• WRITTEN PROBLEM
Arrange the records as a Markdown table with the columns "Row" and "Line", numbering each line and leaving out blank lines. Include only the lines from the one containing "table-label: emps [108, 236, 165, 263]" up to and including the one containing "tree-group-tables[interactable]: 表 [32, 142, 95, 182]".

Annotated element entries
━━━━━━━━━━━━━━━━━━━━
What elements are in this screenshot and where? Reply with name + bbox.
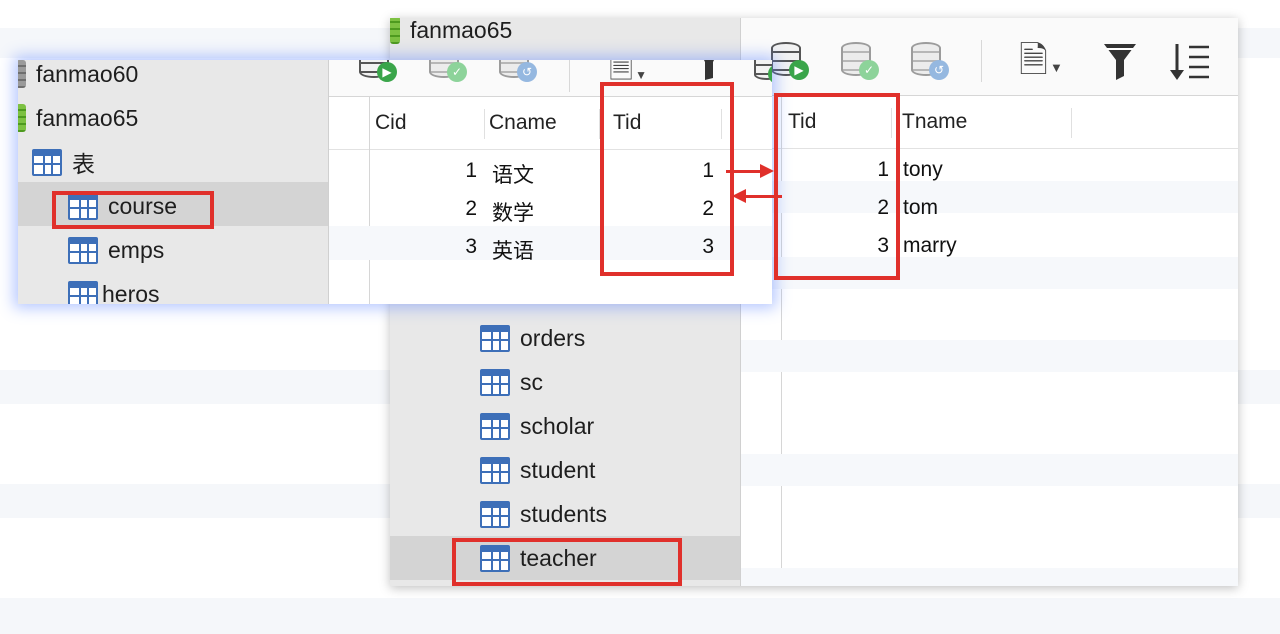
table-label: emps [108, 236, 165, 263]
tree-table-students[interactable]: students [480, 494, 607, 534]
play-icon: ▶ [789, 60, 809, 80]
fetch-button[interactable]: ▶ [754, 60, 772, 84]
table-label: orders [520, 324, 586, 351]
database-commit-icon: ✓ [841, 42, 879, 80]
play-icon: ▶ [377, 62, 397, 82]
export-menu-button[interactable]: 🗎 ▼ [1019, 42, 1063, 78]
table-icon [480, 456, 510, 484]
document-icon: 🗎 [609, 60, 634, 85]
commit-button[interactable]: ✓ [429, 60, 467, 82]
toolbar-divider [981, 40, 982, 82]
table-label: scholar [520, 412, 595, 439]
highlight-box-course [52, 191, 214, 229]
row-stripe [741, 454, 1238, 486]
tree-group-tables[interactable]: 表 [32, 142, 95, 182]
cell-cid[interactable]: 2 [417, 197, 477, 221]
cell-cid[interactable]: 1 [417, 159, 477, 183]
tree-table-emps[interactable]: emps [68, 230, 164, 270]
tree-table-scholar[interactable]: scholar [480, 406, 594, 446]
run-query-button[interactable]: ▶ [359, 60, 397, 82]
cell-cname[interactable]: 数学 [492, 197, 534, 227]
filter-icon [1104, 44, 1136, 80]
table-icon [480, 412, 510, 440]
dropdown-caret-icon: ▼ [1049, 59, 1063, 75]
table-label: sc [520, 368, 543, 395]
table-icon [480, 500, 510, 528]
rollback-button[interactable]: ↺ [499, 60, 537, 82]
tree-table-student[interactable]: student [480, 450, 595, 490]
toolbar-divider [569, 60, 570, 92]
column-header-cid[interactable]: Cid [375, 111, 407, 135]
database-commit-icon: ✓ [429, 60, 467, 82]
row-stripe [741, 340, 1238, 372]
database-icon [390, 18, 400, 44]
database-icon [18, 104, 26, 132]
sort-icon [1170, 44, 1209, 80]
database-icon [18, 60, 26, 88]
table-label: student [520, 456, 596, 483]
highlight-box-course-tid [600, 82, 734, 276]
cell-cname[interactable]: 英语 [492, 235, 534, 265]
document-icon: 🗎 [1019, 39, 1048, 80]
run-query-button[interactable]: ▶ [771, 42, 809, 80]
table-icon [480, 324, 510, 352]
undo-icon: ↺ [517, 62, 537, 82]
tree-db-fanmao65[interactable]: fanmao65 [390, 18, 512, 50]
column-header-tname[interactable]: Tname [902, 110, 967, 134]
undo-icon: ↺ [929, 60, 949, 80]
db-label: fanmao60 [36, 60, 139, 87]
table-icon [68, 280, 98, 304]
db-label: fanmao65 [36, 104, 139, 131]
play-icon: ▶ [768, 64, 772, 84]
database-run-icon: ▶ [771, 42, 809, 80]
table-label: heros [102, 280, 160, 305]
commit-button[interactable]: ✓ [841, 42, 879, 80]
table-group-icon [32, 148, 62, 176]
tree-db-fanmao65[interactable]: fanmao65 [18, 98, 138, 138]
cell-tname[interactable]: marry [903, 234, 957, 258]
sort-button[interactable] [1169, 42, 1211, 82]
column-separator[interactable] [484, 109, 485, 139]
cell-cid[interactable]: 3 [417, 235, 477, 259]
tree-table-orders[interactable]: orders [480, 318, 585, 358]
database-rollback-icon: ↺ [911, 42, 949, 80]
row-number-divider [369, 97, 370, 304]
group-label: 表 [72, 151, 95, 177]
cell-cname[interactable]: 语文 [492, 159, 534, 189]
tree-db-fanmao60[interactable]: fanmao60 [18, 60, 138, 94]
filter-icon [704, 60, 714, 80]
row-stripe [741, 568, 1238, 586]
background-stripe [0, 598, 1280, 634]
arrow-right-icon [760, 164, 774, 178]
tree-table-sc[interactable]: sc [480, 362, 543, 402]
column-separator[interactable] [1071, 108, 1072, 138]
database-fetch-icon: ▶ [754, 60, 772, 84]
front-navigator: fanmao60 fanmao65 表 course emps heros [18, 60, 329, 304]
check-icon: ✓ [859, 60, 879, 80]
rollback-button[interactable]: ↺ [911, 42, 949, 80]
table-label: students [520, 500, 607, 527]
arrow-line [746, 195, 782, 198]
back-toolbar: ▶ ✓ ↺ 🗎 ▼ [741, 18, 1238, 96]
highlight-box-teacher-tid [774, 93, 900, 280]
table-icon [68, 236, 98, 264]
cell-tname[interactable]: tony [903, 158, 943, 182]
db-label: fanmao65 [410, 18, 513, 43]
column-header-cname[interactable]: Cname [489, 111, 557, 135]
arrow-line [726, 170, 762, 173]
highlight-box-teacher [452, 538, 682, 586]
table-icon [480, 368, 510, 396]
cell-tname[interactable]: tom [903, 196, 938, 220]
filter-button[interactable] [1103, 42, 1137, 80]
database-rollback-icon: ↺ [499, 60, 537, 82]
database-run-icon: ▶ [359, 60, 397, 82]
export-menu-button[interactable]: 🗎 ▼ [609, 60, 647, 84]
filter-button[interactable] [699, 60, 719, 80]
check-icon: ✓ [447, 62, 467, 82]
arrow-left-icon [732, 189, 746, 203]
tree-table-heros[interactable]: heros [68, 274, 160, 304]
dropdown-caret-icon: ▼ [635, 68, 648, 82]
━━━━━━━━━━━━━━━━━━━━
• PROBLEM SOLUTION
| Row | Line |
|---|---|
| 1 | table-label: emps [108, 236, 165, 263] |
| 2 | tree-table-students[interactable]: students [480, 494, 607, 534] |
| 3 | play-icon: ▶ [789, 60, 809, 80] |
| 4 | fetch-button[interactable]: ▶ [754, 60, 772, 84] |
| 5 | table-label: orders [520, 324, 586, 351] |
| 6 | database-commit-icon: ✓ [841, 42, 879, 80] |
| 7 | play-icon: ▶ [377, 62, 397, 82] |
| 8 | export-menu-button[interactable]: 🗎 ▼ [1019, 42, 1063, 78] |
| 9 | table-icon [480, 456, 510, 484] |
| 10 | document-icon: 🗎 [609, 60, 634, 85] |
| 11 | commit-button[interactable]: ✓ [429, 60, 467, 82] |
| 12 | toolbar-divider [981, 40, 982, 82] |
| 13 | table-label: scholar [520, 412, 595, 439] |
| 14 | highlight-box-course [52, 191, 214, 229] |
| 15 | row-stripe [741, 454, 1238, 486] |
| 16 | tree-group-tables[interactable]: 表 [32, 142, 95, 182] |